_Written task_: Extract from the listing each line in which the word "altındaki" appears.

_Data records_:
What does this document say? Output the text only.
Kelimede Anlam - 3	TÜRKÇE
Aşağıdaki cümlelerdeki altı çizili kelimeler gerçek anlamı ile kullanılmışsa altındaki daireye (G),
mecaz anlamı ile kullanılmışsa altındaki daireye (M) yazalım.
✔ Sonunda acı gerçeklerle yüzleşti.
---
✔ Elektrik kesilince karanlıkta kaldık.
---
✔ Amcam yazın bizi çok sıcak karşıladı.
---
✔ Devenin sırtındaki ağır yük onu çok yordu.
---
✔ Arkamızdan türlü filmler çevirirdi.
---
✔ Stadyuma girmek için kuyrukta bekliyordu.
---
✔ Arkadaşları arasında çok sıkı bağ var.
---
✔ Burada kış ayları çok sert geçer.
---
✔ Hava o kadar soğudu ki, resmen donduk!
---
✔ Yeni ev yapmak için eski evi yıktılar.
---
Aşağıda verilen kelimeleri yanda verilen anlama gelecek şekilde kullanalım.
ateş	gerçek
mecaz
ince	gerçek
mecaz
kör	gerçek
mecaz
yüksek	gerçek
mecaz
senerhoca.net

_Full answer_:
Aşağıdaki cümlelerdeki altı çizili kelimeler gerçek anlamı ile kullanılmışsa altındaki daireye (G),
mecaz anlamı ile kullanılmışsa altındaki daireye (M) yazalım.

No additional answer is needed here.